** What you need to do **
Quote, word for word, the line containing "Serialize everything readable" and all lines that follow it to the end of the records, with no pictures.

--- start Record set ---

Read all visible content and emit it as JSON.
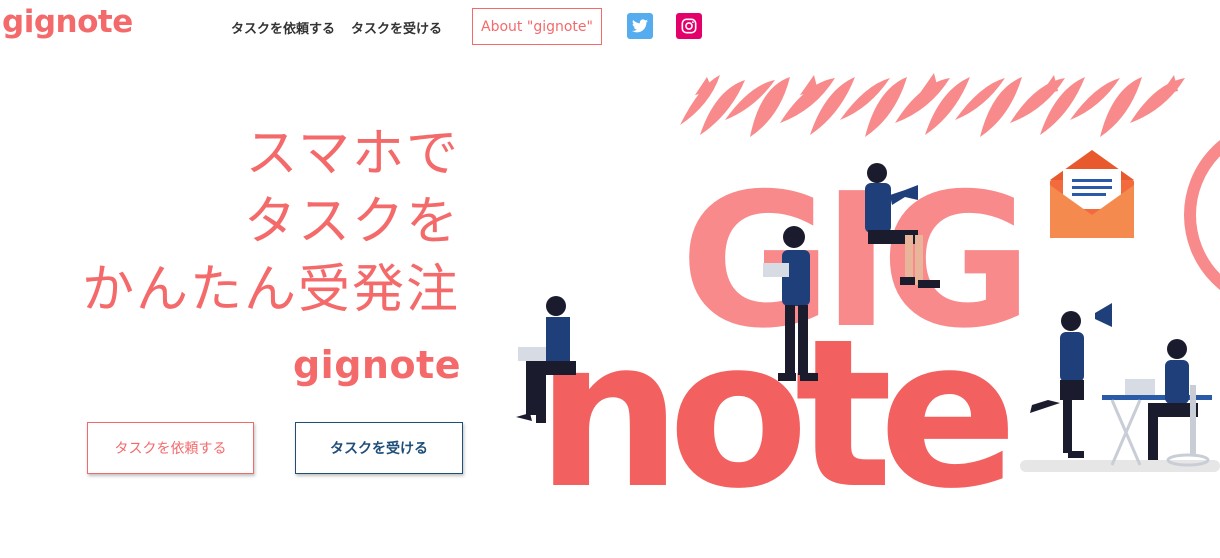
{
  "header": {
    "logo": "gignote",
    "nav": {
      "request_task": "タスクを依頼する",
      "accept_task": "タスクを受ける",
      "about": "About \"gignote\""
    },
    "social": [
      {
        "name": "twitter",
        "icon": "twitter-icon",
        "color": "#55acee"
      },
      {
        "name": "instagram",
        "icon": "instagram-icon",
        "color": "#e4006b"
      }
    ]
  },
  "hero": {
    "headline": [
      "スマホで",
      "タスクを",
      "かんたん受発注"
    ],
    "brand": "gignote",
    "buttons": {
      "request": "タスクを依頼する",
      "accept": "タスクを受ける"
    }
  },
  "illustration": {
    "big_text_top": "GIG",
    "big_text_bottom": "note",
    "colors": {
      "accent": "#f46a6b",
      "gig": "#f88a8b",
      "note": "#f2605f",
      "navy": "#1f3f7a",
      "envelope": "#f26a3d"
    }
  },
  "colors": {
    "brand": "#f46a6b",
    "navy_button": "#1f4e79"
  }
}
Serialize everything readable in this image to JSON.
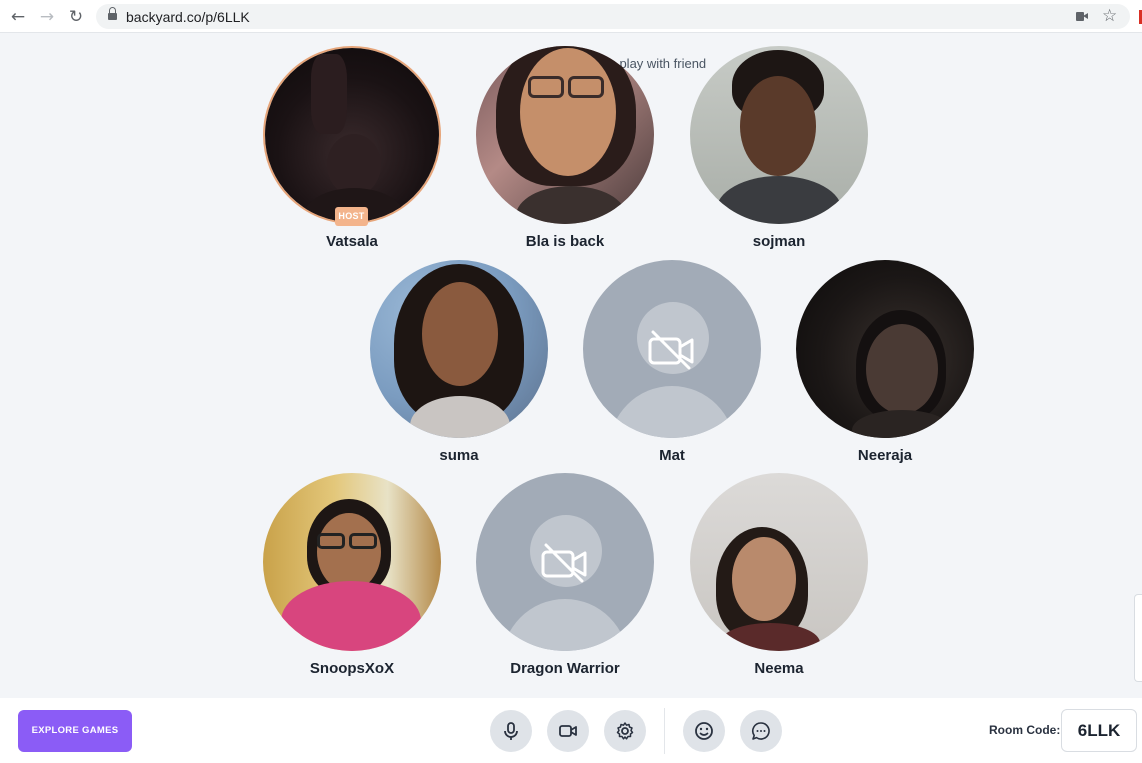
{
  "browser": {
    "url": "backyard.co/p/6LLK",
    "back_icon": "arrow-left-icon",
    "forward_icon": "arrow-right-icon",
    "reload_icon": "reload-icon"
  },
  "background_text": "to play with friend",
  "participants": [
    {
      "name": "Vatsala",
      "host": true,
      "host_label": "HOST",
      "video": "on"
    },
    {
      "name": "Bla is back",
      "video": "on"
    },
    {
      "name": "sojman",
      "video": "on"
    },
    {
      "name": "suma",
      "video": "on"
    },
    {
      "name": "Mat",
      "video": "off"
    },
    {
      "name": "Neeraja",
      "video": "on"
    },
    {
      "name": "SnoopsXoX",
      "video": "on"
    },
    {
      "name": "Dragon Warrior",
      "video": "off"
    },
    {
      "name": "Neema",
      "video": "on"
    }
  ],
  "bottom_bar": {
    "explore_label": "EXPLORE GAMES",
    "controls": [
      "microphone-icon",
      "video-camera-icon",
      "settings-gear-icon",
      "emoji-icon",
      "chat-icon"
    ],
    "room_code_label": "Room Code:",
    "room_code": "6LLK"
  },
  "colors": {
    "accent": "#8b5cf6",
    "host_badge": "#f3b48c",
    "background": "#f3f5f8",
    "camera_off": "#a2abb7"
  }
}
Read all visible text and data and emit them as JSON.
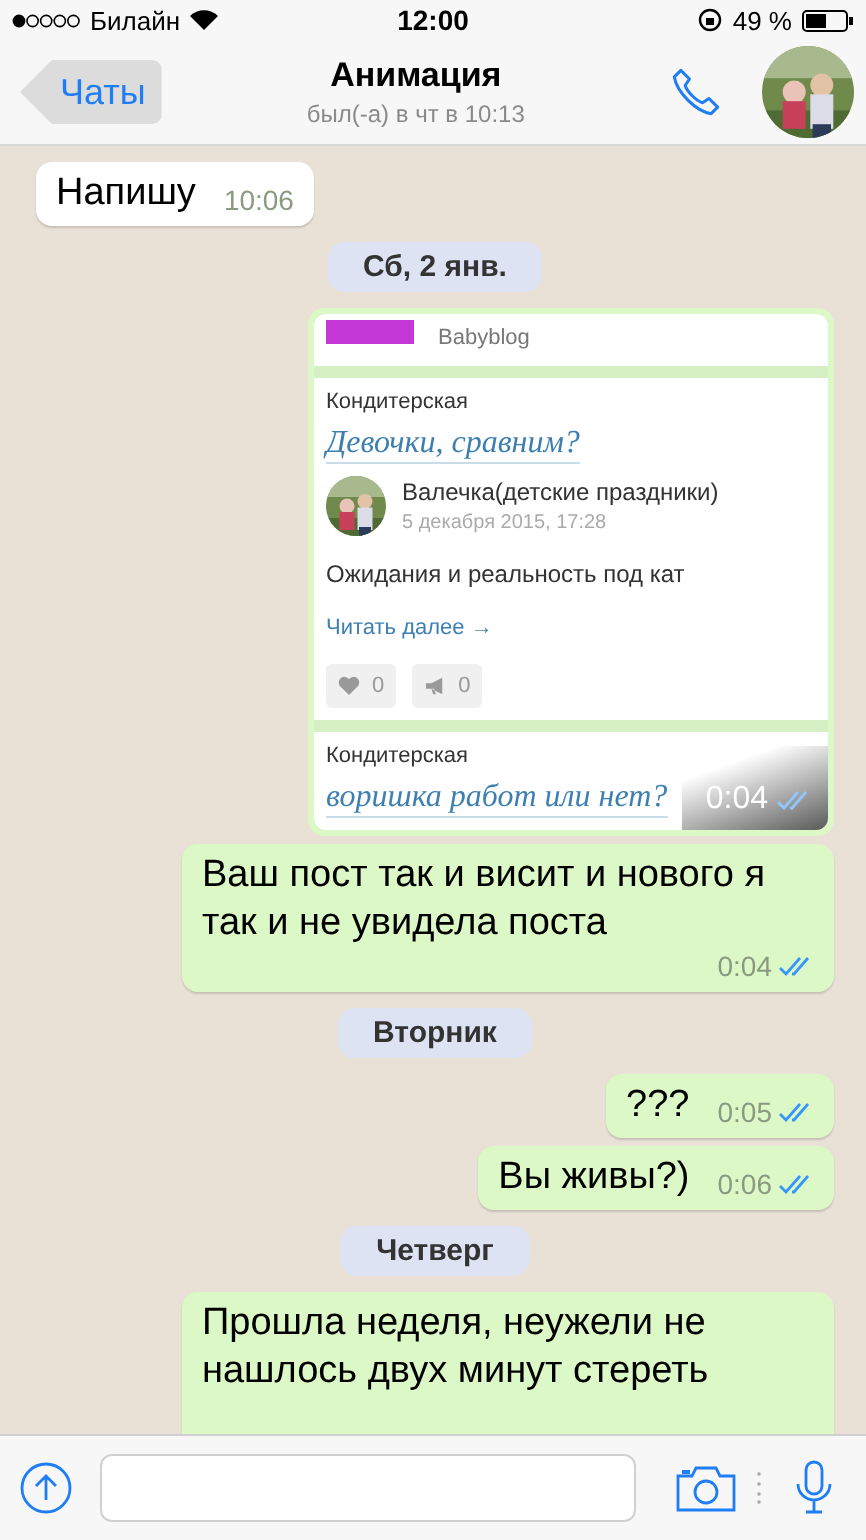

--- end Record set ---

** Response to this task **
Serialize everything readable in this image to JSON.
{
  "browser": {
    "url": "backyard.co/p/6LLK",
    "back_icon": "arrow-left-icon",
    "forward_icon": "arrow-right-icon",
    "reload_icon": "reload-icon"
  },
  "background_text": "to play with friend",
  "participants": [
    {
      "name": "Vatsala",
      "host": true,
      "host_label": "HOST",
      "video": "on"
    },
    {
      "name": "Bla is back",
      "video": "on"
    },
    {
      "name": "sojman",
      "video": "on"
    },
    {
      "name": "suma",
      "video": "on"
    },
    {
      "name": "Mat",
      "video": "off"
    },
    {
      "name": "Neeraja",
      "video": "on"
    },
    {
      "name": "SnoopsXoX",
      "video": "on"
    },
    {
      "name": "Dragon Warrior",
      "video": "off"
    },
    {
      "name": "Neema",
      "video": "on"
    }
  ],
  "bottom_bar": {
    "explore_label": "EXPLORE GAMES",
    "controls": [
      "microphone-icon",
      "video-camera-icon",
      "settings-gear-icon",
      "emoji-icon",
      "chat-icon"
    ],
    "room_code_label": "Room Code:",
    "room_code": "6LLK"
  },
  "colors": {
    "accent": "#8b5cf6",
    "host_badge": "#f3b48c",
    "background": "#f3f5f8",
    "camera_off": "#a2abb7"
  }
}
Read all visible text and data and emit them as JSON.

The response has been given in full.